**Aim of the exercise:** Only lines holding the string "إضغط" are wanted; copy each one from the material.

**Data entries:**
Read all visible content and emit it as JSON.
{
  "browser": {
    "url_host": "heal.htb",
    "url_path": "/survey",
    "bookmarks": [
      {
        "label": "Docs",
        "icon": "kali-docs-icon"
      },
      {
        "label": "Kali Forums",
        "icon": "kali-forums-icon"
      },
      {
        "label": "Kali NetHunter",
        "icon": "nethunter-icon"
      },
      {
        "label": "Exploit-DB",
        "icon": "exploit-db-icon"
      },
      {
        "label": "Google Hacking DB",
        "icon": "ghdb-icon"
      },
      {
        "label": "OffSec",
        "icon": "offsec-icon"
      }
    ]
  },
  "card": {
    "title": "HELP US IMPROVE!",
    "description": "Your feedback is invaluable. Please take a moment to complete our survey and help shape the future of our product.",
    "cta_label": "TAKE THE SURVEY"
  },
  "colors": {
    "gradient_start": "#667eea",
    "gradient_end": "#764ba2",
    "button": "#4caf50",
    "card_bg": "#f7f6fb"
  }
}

---

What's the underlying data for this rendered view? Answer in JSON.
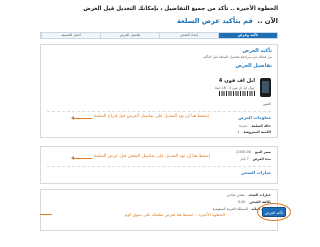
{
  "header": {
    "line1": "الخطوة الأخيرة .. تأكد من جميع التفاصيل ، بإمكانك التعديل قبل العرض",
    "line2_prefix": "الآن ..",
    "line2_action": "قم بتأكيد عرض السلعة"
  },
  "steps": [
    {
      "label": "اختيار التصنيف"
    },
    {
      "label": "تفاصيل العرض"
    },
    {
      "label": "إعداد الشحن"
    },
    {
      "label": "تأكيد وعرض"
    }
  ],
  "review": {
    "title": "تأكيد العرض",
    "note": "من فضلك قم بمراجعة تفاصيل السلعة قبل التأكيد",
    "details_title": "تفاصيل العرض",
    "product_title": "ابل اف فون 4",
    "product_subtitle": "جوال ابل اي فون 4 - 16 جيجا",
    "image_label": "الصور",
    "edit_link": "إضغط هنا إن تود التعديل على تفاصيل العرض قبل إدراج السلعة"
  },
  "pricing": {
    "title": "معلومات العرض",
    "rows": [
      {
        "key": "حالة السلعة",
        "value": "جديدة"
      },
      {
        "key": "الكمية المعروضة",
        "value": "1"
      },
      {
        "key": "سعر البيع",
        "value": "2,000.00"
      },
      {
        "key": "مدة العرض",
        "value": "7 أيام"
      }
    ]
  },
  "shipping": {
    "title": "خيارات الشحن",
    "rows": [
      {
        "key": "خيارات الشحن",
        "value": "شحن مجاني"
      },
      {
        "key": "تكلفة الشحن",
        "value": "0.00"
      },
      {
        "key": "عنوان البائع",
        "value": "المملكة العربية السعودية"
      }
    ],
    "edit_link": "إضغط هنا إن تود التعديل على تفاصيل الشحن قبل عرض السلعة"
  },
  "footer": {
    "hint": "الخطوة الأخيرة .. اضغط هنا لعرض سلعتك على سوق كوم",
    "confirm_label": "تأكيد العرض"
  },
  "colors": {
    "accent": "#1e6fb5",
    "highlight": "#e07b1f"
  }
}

**Right answer:**
    "edit_link": "إضغط هنا إن تود التعديل على تفاصيل العرض قبل إدراج السلعة"
    "edit_link": "إضغط هنا إن تود التعديل على تفاصيل الشحن قبل عرض السلعة"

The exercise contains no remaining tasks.